Set exercise:
Each line below must be set down exactly; omit any image you find.

Extracted data:
┄┄┄┄┄┄┄┄┄┄

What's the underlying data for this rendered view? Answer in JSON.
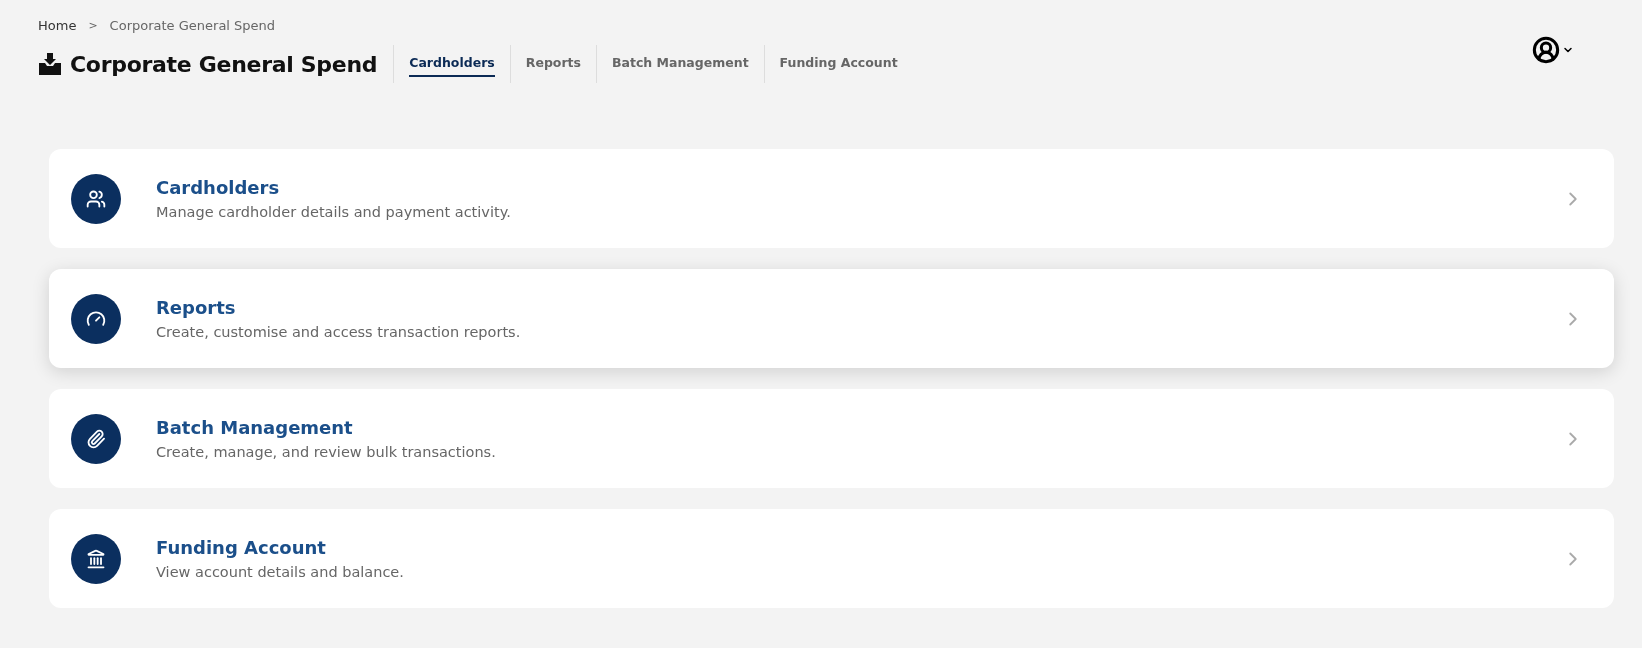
{
  "breadcrumb": [
    {
      "label": "Home"
    },
    {
      "label": "Corporate General Spend"
    }
  ],
  "breadcrumb_separator": ">",
  "page_title": "Corporate General Spend",
  "tabs": [
    {
      "label": "Cardholders",
      "selected": true
    },
    {
      "label": "Reports",
      "selected": false
    },
    {
      "label": "Batch Management",
      "selected": false
    },
    {
      "label": "Funding Account",
      "selected": false
    }
  ],
  "cards": [
    {
      "kind": "users",
      "title": "Cardholders",
      "description": "Manage cardholder details and payment activity.",
      "hovered": false
    },
    {
      "kind": "gauge",
      "title": "Reports",
      "description": "Create, customise and access transaction reports.",
      "hovered": true
    },
    {
      "kind": "paperclip",
      "title": "Batch Management",
      "description": "Create, manage, and review bulk transactions.",
      "hovered": false
    },
    {
      "kind": "bank",
      "title": "Funding Account",
      "description": "View account details and balance.",
      "hovered": false
    }
  ]
}
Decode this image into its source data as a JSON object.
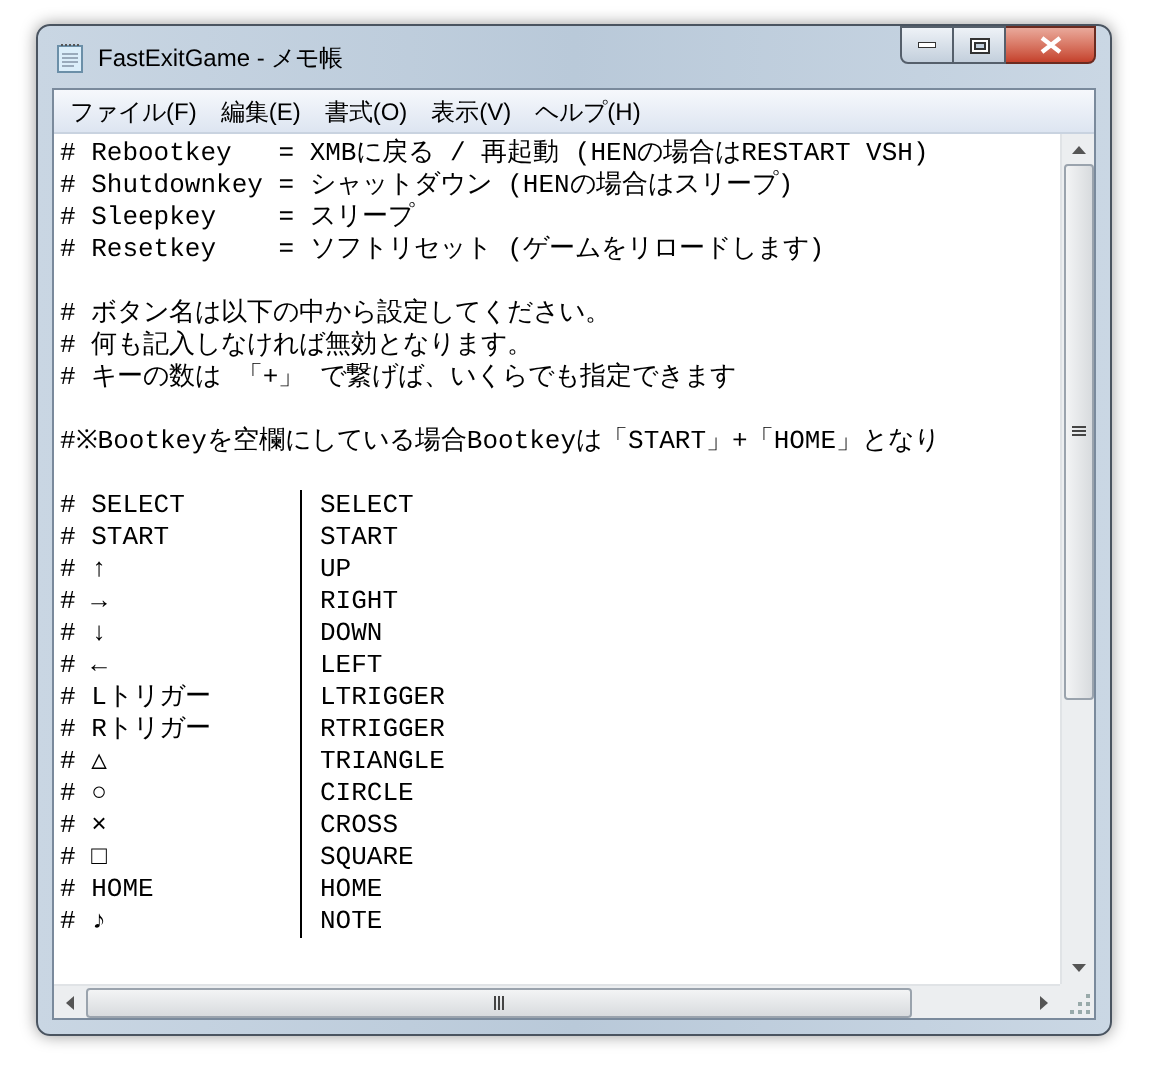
{
  "window": {
    "title": "FastExitGame - メモ帳"
  },
  "menu": [
    "ファイル(F)",
    "編集(E)",
    "書式(O)",
    "表示(V)",
    "ヘルプ(H)"
  ],
  "lines": [
    {
      "kind": "text",
      "text": "# Rebootkey   = XMBに戻る / 再起動 (HENの場合はRESTART VSH)"
    },
    {
      "kind": "text",
      "text": "# Shutdownkey = シャットダウン (HENの場合はスリープ)"
    },
    {
      "kind": "text",
      "text": "# Sleepkey    = スリープ"
    },
    {
      "kind": "text",
      "text": "# Resetkey    = ソフトリセット (ゲームをリロードします)"
    },
    {
      "kind": "blank"
    },
    {
      "kind": "text",
      "text": "# ボタン名は以下の中から設定してください。"
    },
    {
      "kind": "text",
      "text": "# 何も記入しなければ無効となります。"
    },
    {
      "kind": "text",
      "text": "# キーの数は 「+」 で繋げば、いくらでも指定できます"
    },
    {
      "kind": "blank"
    },
    {
      "kind": "text",
      "text": "#※Bootkeyを空欄にしている場合Bootkeyは「START」+「HOME」となり"
    },
    {
      "kind": "blank"
    },
    {
      "kind": "table",
      "left": "# SELECT",
      "right": "SELECT"
    },
    {
      "kind": "table",
      "left": "# START",
      "right": "START"
    },
    {
      "kind": "table",
      "left": "# ↑",
      "right": "UP"
    },
    {
      "kind": "table",
      "left": "# →",
      "right": "RIGHT"
    },
    {
      "kind": "table",
      "left": "# ↓",
      "right": "DOWN"
    },
    {
      "kind": "table",
      "left": "# ←",
      "right": "LEFT"
    },
    {
      "kind": "table",
      "left": "# Lトリガー",
      "right": "LTRIGGER"
    },
    {
      "kind": "table",
      "left": "# Rトリガー",
      "right": "RTRIGGER"
    },
    {
      "kind": "table",
      "left": "# △",
      "right": "TRIANGLE"
    },
    {
      "kind": "table",
      "left": "# ○",
      "right": "CIRCLE"
    },
    {
      "kind": "table",
      "left": "# ×",
      "right": "CROSS"
    },
    {
      "kind": "table",
      "left": "# □",
      "right": "SQUARE"
    },
    {
      "kind": "table",
      "left": "# HOME",
      "right": "HOME"
    },
    {
      "kind": "table",
      "left": "# ♪",
      "right": "NOTE"
    }
  ]
}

┄┄┄┄┄┄┄┄┄┄

Correct output:
What's the underlying data for this rendered view? Answer in JSON.
{
  "breadcrumb": [
    {
      "label": "Home"
    },
    {
      "label": "Corporate General Spend"
    }
  ],
  "breadcrumb_separator": ">",
  "page_title": "Corporate General Spend",
  "tabs": [
    {
      "label": "Cardholders",
      "selected": true
    },
    {
      "label": "Reports",
      "selected": false
    },
    {
      "label": "Batch Management",
      "selected": false
    },
    {
      "label": "Funding Account",
      "selected": false
    }
  ],
  "cards": [
    {
      "kind": "users",
      "title": "Cardholders",
      "description": "Manage cardholder details and payment activity.",
      "hovered": false
    },
    {
      "kind": "gauge",
      "title": "Reports",
      "description": "Create, customise and access transaction reports.",
      "hovered": true
    },
    {
      "kind": "paperclip",
      "title": "Batch Management",
      "description": "Create, manage, and review bulk transactions.",
      "hovered": false
    },
    {
      "kind": "bank",
      "title": "Funding Account",
      "description": "View account details and balance.",
      "hovered": false
    }
  ]
}
Decode this image into its source data as a JSON object.
{
  "window": {
    "title": "FastExitGame - メモ帳"
  },
  "menu": [
    "ファイル(F)",
    "編集(E)",
    "書式(O)",
    "表示(V)",
    "ヘルプ(H)"
  ],
  "lines": [
    {
      "kind": "text",
      "text": "# Rebootkey   = XMBに戻る / 再起動 (HENの場合はRESTART VSH)"
    },
    {
      "kind": "text",
      "text": "# Shutdownkey = シャットダウン (HENの場合はスリープ)"
    },
    {
      "kind": "text",
      "text": "# Sleepkey    = スリープ"
    },
    {
      "kind": "text",
      "text": "# Resetkey    = ソフトリセット (ゲームをリロードします)"
    },
    {
      "kind": "blank"
    },
    {
      "kind": "text",
      "text": "# ボタン名は以下の中から設定してください。"
    },
    {
      "kind": "text",
      "text": "# 何も記入しなければ無効となります。"
    },
    {
      "kind": "text",
      "text": "# キーの数は 「+」 で繋げば、いくらでも指定できます"
    },
    {
      "kind": "blank"
    },
    {
      "kind": "text",
      "text": "#※Bootkeyを空欄にしている場合Bootkeyは「START」+「HOME」となり"
    },
    {
      "kind": "blank"
    },
    {
      "kind": "table",
      "left": "# SELECT",
      "right": "SELECT"
    },
    {
      "kind": "table",
      "left": "# START",
      "right": "START"
    },
    {
      "kind": "table",
      "left": "# ↑",
      "right": "UP"
    },
    {
      "kind": "table",
      "left": "# →",
      "right": "RIGHT"
    },
    {
      "kind": "table",
      "left": "# ↓",
      "right": "DOWN"
    },
    {
      "kind": "table",
      "left": "# ←",
      "right": "LEFT"
    },
    {
      "kind": "table",
      "left": "# Lトリガー",
      "right": "LTRIGGER"
    },
    {
      "kind": "table",
      "left": "# Rトリガー",
      "right": "RTRIGGER"
    },
    {
      "kind": "table",
      "left": "# △",
      "right": "TRIANGLE"
    },
    {
      "kind": "table",
      "left": "# ○",
      "right": "CIRCLE"
    },
    {
      "kind": "table",
      "left": "# ×",
      "right": "CROSS"
    },
    {
      "kind": "table",
      "left": "# □",
      "right": "SQUARE"
    },
    {
      "kind": "table",
      "left": "# HOME",
      "right": "HOME"
    },
    {
      "kind": "table",
      "left": "# ♪",
      "right": "NOTE"
    }
  ]
}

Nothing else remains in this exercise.